### Work required
Check each line for the string "icon", then give only how many lines have it.

### Data to process
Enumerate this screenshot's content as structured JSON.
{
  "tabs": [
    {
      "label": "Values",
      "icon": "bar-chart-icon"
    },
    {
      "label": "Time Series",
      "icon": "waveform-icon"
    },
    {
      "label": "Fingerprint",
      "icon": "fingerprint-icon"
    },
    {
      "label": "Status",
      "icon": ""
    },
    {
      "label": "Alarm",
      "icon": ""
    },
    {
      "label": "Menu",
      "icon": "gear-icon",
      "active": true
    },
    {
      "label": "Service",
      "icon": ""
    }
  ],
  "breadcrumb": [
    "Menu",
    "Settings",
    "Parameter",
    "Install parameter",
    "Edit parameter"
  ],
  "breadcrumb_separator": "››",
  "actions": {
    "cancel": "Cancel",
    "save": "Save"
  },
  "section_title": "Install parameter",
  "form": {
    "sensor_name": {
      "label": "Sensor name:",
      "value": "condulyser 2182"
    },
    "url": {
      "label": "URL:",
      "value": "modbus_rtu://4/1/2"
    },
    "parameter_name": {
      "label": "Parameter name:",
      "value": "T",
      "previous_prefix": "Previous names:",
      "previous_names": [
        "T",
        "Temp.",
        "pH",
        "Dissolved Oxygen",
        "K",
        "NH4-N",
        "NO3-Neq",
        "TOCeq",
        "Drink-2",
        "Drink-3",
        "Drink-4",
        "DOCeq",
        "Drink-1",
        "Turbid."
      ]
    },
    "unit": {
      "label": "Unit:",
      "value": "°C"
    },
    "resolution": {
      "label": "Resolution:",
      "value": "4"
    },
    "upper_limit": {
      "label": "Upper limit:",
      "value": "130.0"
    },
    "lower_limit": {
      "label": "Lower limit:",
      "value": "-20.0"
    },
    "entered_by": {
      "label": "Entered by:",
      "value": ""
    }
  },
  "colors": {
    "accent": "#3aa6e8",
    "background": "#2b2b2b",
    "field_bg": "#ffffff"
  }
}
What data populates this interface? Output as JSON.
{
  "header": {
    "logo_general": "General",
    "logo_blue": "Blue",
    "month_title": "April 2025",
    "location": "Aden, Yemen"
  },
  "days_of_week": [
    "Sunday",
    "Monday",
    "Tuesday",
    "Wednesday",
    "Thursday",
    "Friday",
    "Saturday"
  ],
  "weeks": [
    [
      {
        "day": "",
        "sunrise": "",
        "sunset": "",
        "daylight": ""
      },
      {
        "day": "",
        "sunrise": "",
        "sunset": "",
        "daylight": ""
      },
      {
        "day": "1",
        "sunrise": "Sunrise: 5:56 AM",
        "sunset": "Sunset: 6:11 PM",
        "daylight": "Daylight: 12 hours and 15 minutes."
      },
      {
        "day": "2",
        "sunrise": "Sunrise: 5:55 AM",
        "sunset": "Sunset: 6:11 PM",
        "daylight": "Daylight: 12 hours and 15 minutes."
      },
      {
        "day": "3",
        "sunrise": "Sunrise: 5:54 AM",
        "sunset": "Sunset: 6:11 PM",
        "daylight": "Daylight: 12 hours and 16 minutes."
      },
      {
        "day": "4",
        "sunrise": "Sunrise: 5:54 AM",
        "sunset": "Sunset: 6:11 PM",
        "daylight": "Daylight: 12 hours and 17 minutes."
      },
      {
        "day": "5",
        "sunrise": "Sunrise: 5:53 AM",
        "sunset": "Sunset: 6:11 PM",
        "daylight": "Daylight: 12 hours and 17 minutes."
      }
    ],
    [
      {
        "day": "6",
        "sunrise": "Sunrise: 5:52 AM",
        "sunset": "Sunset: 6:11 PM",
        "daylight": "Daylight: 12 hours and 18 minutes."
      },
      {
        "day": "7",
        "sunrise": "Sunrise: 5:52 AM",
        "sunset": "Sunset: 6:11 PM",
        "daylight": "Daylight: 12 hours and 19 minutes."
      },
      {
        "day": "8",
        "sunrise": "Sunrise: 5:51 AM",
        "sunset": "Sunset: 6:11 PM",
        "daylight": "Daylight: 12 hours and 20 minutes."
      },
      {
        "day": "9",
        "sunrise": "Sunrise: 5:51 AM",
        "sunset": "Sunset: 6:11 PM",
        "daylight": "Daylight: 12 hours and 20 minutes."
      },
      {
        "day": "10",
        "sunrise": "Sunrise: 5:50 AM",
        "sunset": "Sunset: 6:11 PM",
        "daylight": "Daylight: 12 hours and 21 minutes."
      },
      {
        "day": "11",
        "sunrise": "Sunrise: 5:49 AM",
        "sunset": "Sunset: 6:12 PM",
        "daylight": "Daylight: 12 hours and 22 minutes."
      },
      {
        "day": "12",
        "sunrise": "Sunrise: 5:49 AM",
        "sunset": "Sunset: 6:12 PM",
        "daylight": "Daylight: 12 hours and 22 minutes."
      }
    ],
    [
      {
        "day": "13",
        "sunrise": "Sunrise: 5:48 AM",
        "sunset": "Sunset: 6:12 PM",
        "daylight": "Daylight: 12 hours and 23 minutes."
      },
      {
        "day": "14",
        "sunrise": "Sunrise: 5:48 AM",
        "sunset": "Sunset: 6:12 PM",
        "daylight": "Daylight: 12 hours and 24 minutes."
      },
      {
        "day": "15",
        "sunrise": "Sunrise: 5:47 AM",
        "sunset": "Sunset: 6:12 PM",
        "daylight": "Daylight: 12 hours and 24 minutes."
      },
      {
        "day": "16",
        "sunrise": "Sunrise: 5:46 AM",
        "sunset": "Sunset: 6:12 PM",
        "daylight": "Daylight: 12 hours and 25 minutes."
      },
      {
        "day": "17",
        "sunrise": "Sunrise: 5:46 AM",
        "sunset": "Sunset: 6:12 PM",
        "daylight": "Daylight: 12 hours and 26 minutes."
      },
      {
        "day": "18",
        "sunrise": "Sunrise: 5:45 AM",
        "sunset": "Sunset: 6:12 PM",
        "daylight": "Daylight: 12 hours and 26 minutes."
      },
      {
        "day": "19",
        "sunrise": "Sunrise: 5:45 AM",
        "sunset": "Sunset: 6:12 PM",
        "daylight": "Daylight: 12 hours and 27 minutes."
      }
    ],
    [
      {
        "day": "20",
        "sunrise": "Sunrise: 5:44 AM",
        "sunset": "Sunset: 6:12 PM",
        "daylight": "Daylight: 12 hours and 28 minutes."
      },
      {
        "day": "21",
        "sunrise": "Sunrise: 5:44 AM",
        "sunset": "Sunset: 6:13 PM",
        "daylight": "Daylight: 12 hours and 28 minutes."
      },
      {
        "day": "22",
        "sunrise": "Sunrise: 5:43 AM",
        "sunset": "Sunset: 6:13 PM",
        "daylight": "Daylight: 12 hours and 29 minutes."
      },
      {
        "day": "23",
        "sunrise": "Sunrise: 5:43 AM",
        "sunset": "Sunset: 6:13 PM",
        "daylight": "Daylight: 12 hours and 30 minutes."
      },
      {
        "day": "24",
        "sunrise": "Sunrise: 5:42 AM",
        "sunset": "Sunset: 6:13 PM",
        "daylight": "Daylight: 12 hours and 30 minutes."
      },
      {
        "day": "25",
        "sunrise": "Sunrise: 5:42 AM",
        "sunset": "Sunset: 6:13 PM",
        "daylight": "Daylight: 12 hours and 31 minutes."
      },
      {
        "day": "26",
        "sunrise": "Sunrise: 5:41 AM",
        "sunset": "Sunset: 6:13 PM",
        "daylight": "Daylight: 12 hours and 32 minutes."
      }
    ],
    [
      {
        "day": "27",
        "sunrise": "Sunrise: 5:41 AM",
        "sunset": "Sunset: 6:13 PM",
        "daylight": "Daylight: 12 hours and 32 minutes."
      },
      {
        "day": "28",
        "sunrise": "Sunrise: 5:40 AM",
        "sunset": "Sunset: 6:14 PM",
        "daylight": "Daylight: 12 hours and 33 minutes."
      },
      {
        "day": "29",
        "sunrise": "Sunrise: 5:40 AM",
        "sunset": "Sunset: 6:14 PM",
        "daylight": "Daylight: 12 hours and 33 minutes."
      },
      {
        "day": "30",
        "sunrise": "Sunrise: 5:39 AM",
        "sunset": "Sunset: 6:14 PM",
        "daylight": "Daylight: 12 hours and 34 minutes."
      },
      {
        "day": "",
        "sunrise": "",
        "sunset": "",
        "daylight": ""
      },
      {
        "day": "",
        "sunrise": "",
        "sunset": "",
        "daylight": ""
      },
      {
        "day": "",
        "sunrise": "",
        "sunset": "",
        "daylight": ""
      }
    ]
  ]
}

### Response to this exercise
7